Required work. Please write out the material below exactly as given.

Records for this exercise.
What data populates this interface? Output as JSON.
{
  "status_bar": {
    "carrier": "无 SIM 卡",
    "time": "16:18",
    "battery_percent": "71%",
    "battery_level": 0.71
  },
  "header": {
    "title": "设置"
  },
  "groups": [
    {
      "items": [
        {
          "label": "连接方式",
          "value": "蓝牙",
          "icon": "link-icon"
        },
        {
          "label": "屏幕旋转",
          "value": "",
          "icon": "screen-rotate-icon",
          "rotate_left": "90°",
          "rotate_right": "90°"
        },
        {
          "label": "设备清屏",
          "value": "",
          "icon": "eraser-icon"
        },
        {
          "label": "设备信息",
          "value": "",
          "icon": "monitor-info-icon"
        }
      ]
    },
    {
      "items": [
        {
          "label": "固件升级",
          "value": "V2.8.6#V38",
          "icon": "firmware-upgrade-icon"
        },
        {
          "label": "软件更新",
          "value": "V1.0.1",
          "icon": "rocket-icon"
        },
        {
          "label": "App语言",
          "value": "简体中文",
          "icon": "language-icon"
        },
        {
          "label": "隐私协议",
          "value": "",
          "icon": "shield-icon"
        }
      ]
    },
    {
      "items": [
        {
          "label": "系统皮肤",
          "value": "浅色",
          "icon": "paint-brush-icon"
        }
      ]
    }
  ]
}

Answer for this exercise.
What data populates this interface? Output as JSON.
{
  "status_bar": {
    "carrier": "无 SIM 卡",
    "time": "16:18",
    "battery_percent": "71%",
    "battery_level": 0.71
  },
  "header": {
    "title": "设置"
  },
  "groups": [
    {
      "items": [
        {
          "label": "连接方式",
          "value": "蓝牙",
          "icon": "link-icon"
        },
        {
          "label": "屏幕旋转",
          "value": "",
          "icon": "screen-rotate-icon",
          "rotate_left": "90°",
          "rotate_right": "90°"
        },
        {
          "label": "设备清屏",
          "value": "",
          "icon": "eraser-icon"
        },
        {
          "label": "设备信息",
          "value": "",
          "icon": "monitor-info-icon"
        }
      ]
    },
    {
      "items": [
        {
          "label": "固件升级",
          "value": "V2.8.6#V38",
          "icon": "firmware-upgrade-icon"
        },
        {
          "label": "软件更新",
          "value": "V1.0.1",
          "icon": "rocket-icon"
        },
        {
          "label": "App语言",
          "value": "简体中文",
          "icon": "language-icon"
        },
        {
          "label": "隐私协议",
          "value": "",
          "icon": "shield-icon"
        }
      ]
    },
    {
      "items": [
        {
          "label": "系统皮肤",
          "value": "浅色",
          "icon": "paint-brush-icon"
        }
      ]
    }
  ]
}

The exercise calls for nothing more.